Records from a collection of figures:

—————

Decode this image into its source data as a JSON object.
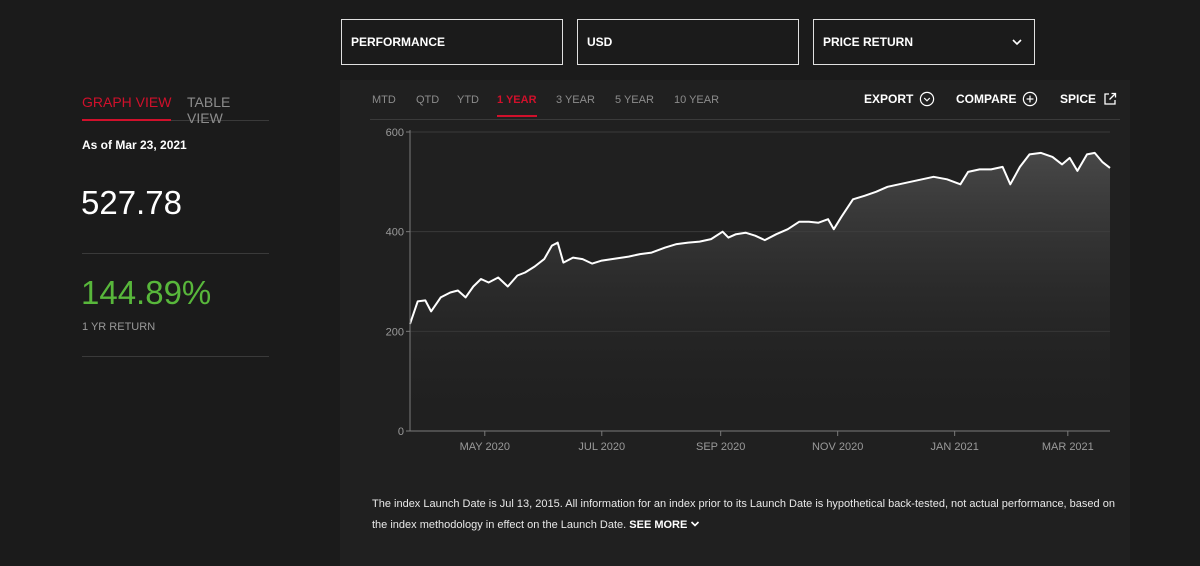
{
  "selectors": {
    "metric": "PERFORMANCE",
    "currency": "USD",
    "return_type": "PRICE RETURN"
  },
  "view_tabs": {
    "graph": "GRAPH VIEW",
    "table": "TABLE VIEW"
  },
  "summary": {
    "as_of": "As of Mar 23, 2021",
    "index_value": "527.78",
    "return_value": "144.89%",
    "return_label": "1 YR RETURN"
  },
  "range_tabs": [
    "MTD",
    "QTD",
    "YTD",
    "1 YEAR",
    "3 YEAR",
    "5 YEAR",
    "10 YEAR"
  ],
  "active_range": "1 YEAR",
  "actions": {
    "export": "EXPORT",
    "compare": "COMPARE",
    "spice": "SPICE"
  },
  "icons": {
    "export": "chevron-circle-icon",
    "compare": "plus-circle-icon",
    "spice": "external-link-icon",
    "dropdown": "chevron-down-icon"
  },
  "colors": {
    "accent": "#d0102b",
    "positive": "#58b73b",
    "line": "#ffffff"
  },
  "footnote": {
    "text": "The index Launch Date is Jul 13, 2015.  All information for an index prior to its Launch Date is hypothetical back-tested, not actual performance, based on the index methodology in effect on the Launch Date.",
    "see_more": "SEE MORE"
  },
  "chart_data": {
    "type": "area",
    "title": "",
    "xlabel": "",
    "ylabel": "",
    "ylim": [
      0,
      600
    ],
    "yticks": [
      0,
      200,
      400,
      600
    ],
    "xlim": [
      "2020-03-23",
      "2021-03-23"
    ],
    "xtick_labels": [
      {
        "date": "2020-05-01",
        "label": "MAY 2020"
      },
      {
        "date": "2020-07-01",
        "label": "JUL 2020"
      },
      {
        "date": "2020-09-01",
        "label": "SEP 2020"
      },
      {
        "date": "2020-11-01",
        "label": "NOV 2020"
      },
      {
        "date": "2021-01-01",
        "label": "JAN 2021"
      },
      {
        "date": "2021-03-01",
        "label": "MAR 2021"
      }
    ],
    "grid": "horizontal",
    "series": [
      {
        "name": "",
        "points": [
          [
            "2020-03-23",
            215
          ],
          [
            "2020-03-27",
            260
          ],
          [
            "2020-03-31",
            262
          ],
          [
            "2020-04-03",
            240
          ],
          [
            "2020-04-08",
            268
          ],
          [
            "2020-04-13",
            278
          ],
          [
            "2020-04-17",
            282
          ],
          [
            "2020-04-21",
            268
          ],
          [
            "2020-04-25",
            290
          ],
          [
            "2020-04-29",
            305
          ],
          [
            "2020-05-03",
            298
          ],
          [
            "2020-05-08",
            308
          ],
          [
            "2020-05-13",
            290
          ],
          [
            "2020-05-18",
            312
          ],
          [
            "2020-05-22",
            318
          ],
          [
            "2020-05-27",
            330
          ],
          [
            "2020-06-01",
            345
          ],
          [
            "2020-06-05",
            372
          ],
          [
            "2020-06-08",
            378
          ],
          [
            "2020-06-11",
            338
          ],
          [
            "2020-06-16",
            348
          ],
          [
            "2020-06-21",
            345
          ],
          [
            "2020-06-26",
            336
          ],
          [
            "2020-07-01",
            342
          ],
          [
            "2020-07-08",
            346
          ],
          [
            "2020-07-15",
            350
          ],
          [
            "2020-07-21",
            355
          ],
          [
            "2020-07-27",
            358
          ],
          [
            "2020-08-03",
            368
          ],
          [
            "2020-08-09",
            375
          ],
          [
            "2020-08-15",
            378
          ],
          [
            "2020-08-21",
            380
          ],
          [
            "2020-08-27",
            385
          ],
          [
            "2020-09-02",
            400
          ],
          [
            "2020-09-05",
            388
          ],
          [
            "2020-09-09",
            395
          ],
          [
            "2020-09-14",
            398
          ],
          [
            "2020-09-19",
            392
          ],
          [
            "2020-09-24",
            383
          ],
          [
            "2020-09-30",
            395
          ],
          [
            "2020-10-06",
            405
          ],
          [
            "2020-10-12",
            420
          ],
          [
            "2020-10-17",
            420
          ],
          [
            "2020-10-22",
            418
          ],
          [
            "2020-10-27",
            425
          ],
          [
            "2020-10-30",
            405
          ],
          [
            "2020-11-03",
            430
          ],
          [
            "2020-11-09",
            465
          ],
          [
            "2020-11-15",
            472
          ],
          [
            "2020-11-21",
            480
          ],
          [
            "2020-11-27",
            490
          ],
          [
            "2020-12-03",
            495
          ],
          [
            "2020-12-09",
            500
          ],
          [
            "2020-12-15",
            505
          ],
          [
            "2020-12-21",
            510
          ],
          [
            "2020-12-28",
            505
          ],
          [
            "2021-01-04",
            495
          ],
          [
            "2021-01-08",
            520
          ],
          [
            "2021-01-14",
            525
          ],
          [
            "2021-01-20",
            525
          ],
          [
            "2021-01-26",
            530
          ],
          [
            "2021-01-30",
            495
          ],
          [
            "2021-02-04",
            530
          ],
          [
            "2021-02-09",
            555
          ],
          [
            "2021-02-15",
            558
          ],
          [
            "2021-02-21",
            550
          ],
          [
            "2021-02-26",
            535
          ],
          [
            "2021-03-02",
            548
          ],
          [
            "2021-03-06",
            522
          ],
          [
            "2021-03-11",
            555
          ],
          [
            "2021-03-15",
            558
          ],
          [
            "2021-03-19",
            540
          ],
          [
            "2021-03-23",
            528
          ]
        ]
      }
    ]
  }
}
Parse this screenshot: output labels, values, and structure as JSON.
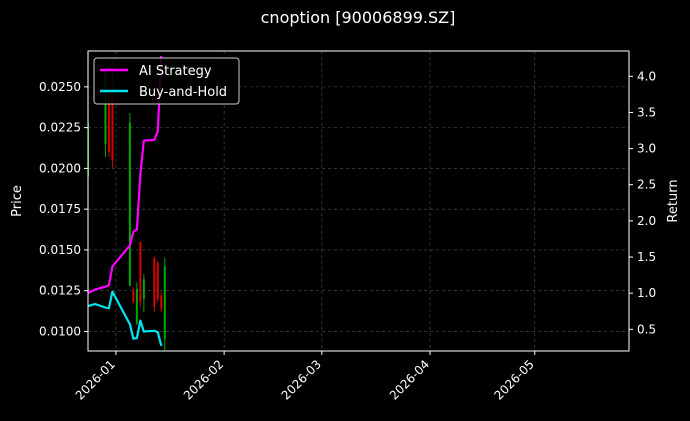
{
  "chart_data": {
    "type": "line",
    "title": "cnoption [90006899.SZ]",
    "ylabel": "Price",
    "y2label": "Return",
    "x_ticks": [
      "2026-01",
      "2026-02",
      "2026-03",
      "2026-04",
      "2026-05"
    ],
    "x_range": [
      "2025-12-24",
      "2026-05-28"
    ],
    "y_ticks": [
      "0.0100",
      "0.0125",
      "0.0150",
      "0.0175",
      "0.0200",
      "0.0225",
      "0.0250"
    ],
    "ylim": [
      0.0088,
      0.0272
    ],
    "y2_ticks": [
      "0.5",
      "1.0",
      "1.5",
      "2.0",
      "2.5",
      "3.0",
      "3.5",
      "4.0"
    ],
    "y2lim": [
      0.2,
      4.35
    ],
    "grid": true,
    "legend_position": "top-left",
    "colors": {
      "background": "#000000",
      "ai_strategy": "#ff00ff",
      "buy_and_hold": "#00e5ee",
      "up_candle": "#00aa00",
      "down_candle": "#dd0000",
      "grid": "#555555"
    },
    "series": [
      {
        "name": "AI Strategy",
        "axis": "right",
        "x": [
          "2025-12-24",
          "2025-12-26",
          "2025-12-29",
          "2025-12-30",
          "2025-12-31",
          "2026-01-05",
          "2026-01-06",
          "2026-01-07",
          "2026-01-08",
          "2026-01-09",
          "2026-01-12",
          "2026-01-13",
          "2026-01-14"
        ],
        "values": [
          1.0,
          1.05,
          1.09,
          1.11,
          1.37,
          1.66,
          1.85,
          1.88,
          2.65,
          3.11,
          3.12,
          3.24,
          4.28
        ]
      },
      {
        "name": "Buy-and-Hold",
        "axis": "right",
        "x": [
          "2025-12-24",
          "2025-12-26",
          "2025-12-29",
          "2025-12-30",
          "2025-12-31",
          "2026-01-05",
          "2026-01-06",
          "2026-01-07",
          "2026-01-08",
          "2026-01-09",
          "2026-01-12",
          "2026-01-13",
          "2026-01-14"
        ],
        "values": [
          0.82,
          0.85,
          0.8,
          0.79,
          1.02,
          0.57,
          0.37,
          0.38,
          0.62,
          0.47,
          0.48,
          0.46,
          0.27
        ]
      }
    ],
    "candles": [
      {
        "date": "2025-12-24",
        "open": 0.0195,
        "high": 0.0229,
        "low": 0.019,
        "close": 0.0228
      },
      {
        "date": "2025-12-29",
        "open": 0.0215,
        "high": 0.0262,
        "low": 0.0207,
        "close": 0.0258
      },
      {
        "date": "2025-12-30",
        "open": 0.025,
        "high": 0.0258,
        "low": 0.0207,
        "close": 0.021
      },
      {
        "date": "2025-12-31",
        "open": 0.0248,
        "high": 0.0268,
        "low": 0.02,
        "close": 0.0205
      },
      {
        "date": "2026-01-05",
        "open": 0.0128,
        "high": 0.0234,
        "low": 0.0128,
        "close": 0.0228
      },
      {
        "date": "2026-01-06",
        "open": 0.0125,
        "high": 0.0127,
        "low": 0.0117,
        "close": 0.0118
      },
      {
        "date": "2026-01-07",
        "open": 0.0105,
        "high": 0.013,
        "low": 0.0104,
        "close": 0.0126
      },
      {
        "date": "2026-01-08",
        "open": 0.0155,
        "high": 0.0155,
        "low": 0.0115,
        "close": 0.0118
      },
      {
        "date": "2026-01-09",
        "open": 0.012,
        "high": 0.0135,
        "low": 0.0112,
        "close": 0.0132
      },
      {
        "date": "2026-01-12",
        "open": 0.0145,
        "high": 0.0146,
        "low": 0.0112,
        "close": 0.0115
      },
      {
        "date": "2026-01-13",
        "open": 0.0142,
        "high": 0.0143,
        "low": 0.0118,
        "close": 0.012
      },
      {
        "date": "2026-01-14",
        "open": 0.0122,
        "high": 0.0124,
        "low": 0.0112,
        "close": 0.0114
      },
      {
        "date": "2026-01-15",
        "open": 0.0095,
        "high": 0.0145,
        "low": 0.0088,
        "close": 0.014
      }
    ]
  }
}
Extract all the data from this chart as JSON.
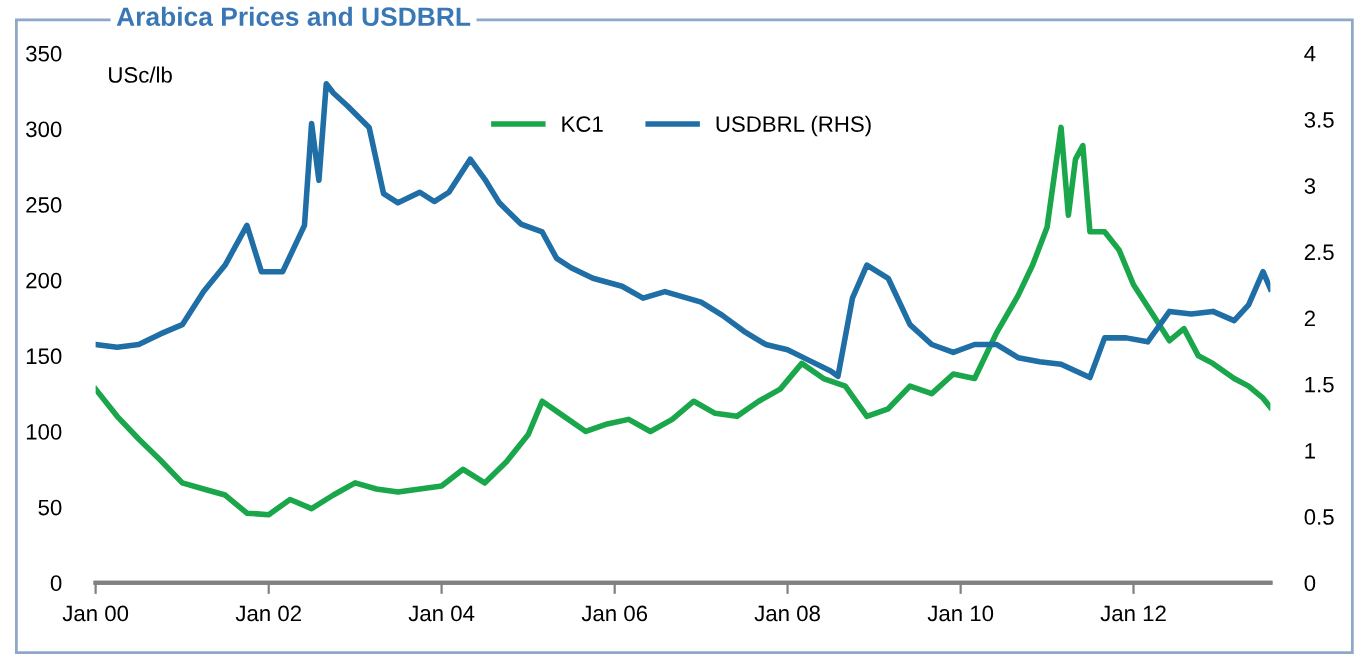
{
  "chart_data": {
    "type": "line",
    "title": "Arabica Prices and USDBRL",
    "ylabel": "USc/lb",
    "legend": "top",
    "grid": false,
    "marker": "none",
    "line_style": "solid",
    "xlim": [
      "2000-01",
      "2013-08"
    ],
    "xticks": [
      {
        "value": "2000-01",
        "label": "Jan 00"
      },
      {
        "value": "2002-01",
        "label": "Jan 02"
      },
      {
        "value": "2004-01",
        "label": "Jan 04"
      },
      {
        "value": "2006-01",
        "label": "Jan 06"
      },
      {
        "value": "2008-01",
        "label": "Jan 08"
      },
      {
        "value": "2010-01",
        "label": "Jan 10"
      },
      {
        "value": "2012-01",
        "label": "Jan 12"
      }
    ],
    "ylim": [
      0,
      350
    ],
    "yticks": [
      0,
      50,
      100,
      150,
      200,
      250,
      300,
      350
    ],
    "y2lim": [
      0,
      4
    ],
    "y2ticks": [
      0,
      0.5,
      1,
      1.5,
      2,
      2.5,
      3,
      3.5,
      4
    ],
    "series": [
      {
        "name": "KC1",
        "color": "#1aa64a",
        "axis": "y",
        "x": [
          "2000-01",
          "2000-04",
          "2000-07",
          "2000-10",
          "2001-01",
          "2001-04",
          "2001-07",
          "2001-10",
          "2002-01",
          "2002-04",
          "2002-07",
          "2002-10",
          "2003-01",
          "2003-04",
          "2003-07",
          "2003-10",
          "2004-01",
          "2004-04",
          "2004-07",
          "2004-10",
          "2005-01",
          "2005-03",
          "2005-06",
          "2005-09",
          "2005-12",
          "2006-03",
          "2006-06",
          "2006-09",
          "2006-12",
          "2007-03",
          "2007-06",
          "2007-09",
          "2007-12",
          "2008-03",
          "2008-06",
          "2008-09",
          "2008-12",
          "2009-03",
          "2009-06",
          "2009-09",
          "2009-12",
          "2010-03",
          "2010-06",
          "2010-09",
          "2010-11",
          "2011-01",
          "2011-03",
          "2011-04",
          "2011-05",
          "2011-06",
          "2011-07",
          "2011-09",
          "2011-11",
          "2012-01",
          "2012-04",
          "2012-06",
          "2012-08",
          "2012-10",
          "2012-12",
          "2013-03",
          "2013-05",
          "2013-07",
          "2013-08"
        ],
        "values": [
          128,
          110,
          95,
          81,
          66,
          62,
          58,
          46,
          45,
          55,
          49,
          58,
          66,
          62,
          60,
          62,
          64,
          75,
          66,
          80,
          98,
          120,
          110,
          100,
          105,
          108,
          100,
          108,
          120,
          112,
          110,
          120,
          128,
          145,
          135,
          130,
          110,
          115,
          130,
          125,
          138,
          135,
          165,
          190,
          210,
          235,
          301,
          243,
          280,
          289,
          232,
          232,
          220,
          197,
          175,
          160,
          168,
          150,
          145,
          135,
          130,
          122,
          116
        ]
      },
      {
        "name": "USDBRL (RHS)",
        "color": "#1f6ea6",
        "axis": "y2",
        "x": [
          "2000-01",
          "2000-04",
          "2000-07",
          "2000-10",
          "2001-01",
          "2001-04",
          "2001-07",
          "2001-10",
          "2001-12",
          "2002-03",
          "2002-06",
          "2002-07",
          "2002-08",
          "2002-09",
          "2002-10",
          "2002-12",
          "2003-03",
          "2003-05",
          "2003-07",
          "2003-10",
          "2003-12",
          "2004-02",
          "2004-05",
          "2004-07",
          "2004-09",
          "2004-12",
          "2005-03",
          "2005-05",
          "2005-07",
          "2005-10",
          "2006-02",
          "2006-05",
          "2006-08",
          "2007-01",
          "2007-04",
          "2007-07",
          "2007-10",
          "2008-01",
          "2008-04",
          "2008-07",
          "2008-08",
          "2008-10",
          "2008-12",
          "2009-03",
          "2009-06",
          "2009-09",
          "2009-12",
          "2010-03",
          "2010-06",
          "2010-09",
          "2010-12",
          "2011-03",
          "2011-07",
          "2011-09",
          "2011-12",
          "2012-03",
          "2012-06",
          "2012-09",
          "2012-12",
          "2013-03",
          "2013-05",
          "2013-07",
          "2013-08"
        ],
        "values": [
          1.8,
          1.78,
          1.8,
          1.88,
          1.95,
          2.2,
          2.4,
          2.7,
          2.35,
          2.35,
          2.7,
          3.47,
          3.04,
          3.77,
          3.7,
          3.6,
          3.44,
          2.94,
          2.87,
          2.95,
          2.88,
          2.95,
          3.2,
          3.05,
          2.87,
          2.71,
          2.65,
          2.45,
          2.38,
          2.3,
          2.24,
          2.15,
          2.2,
          2.12,
          2.02,
          1.9,
          1.8,
          1.76,
          1.68,
          1.6,
          1.56,
          2.15,
          2.4,
          2.3,
          1.95,
          1.8,
          1.74,
          1.8,
          1.8,
          1.7,
          1.67,
          1.65,
          1.55,
          1.85,
          1.85,
          1.82,
          2.05,
          2.03,
          2.05,
          1.98,
          2.1,
          2.35,
          2.22
        ]
      }
    ]
  }
}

—————

From the records above, pull out each line that has "compare".

**Reply to the exercise**
    "compare": "COMPARE",
    "compare": "plus-circle-icon",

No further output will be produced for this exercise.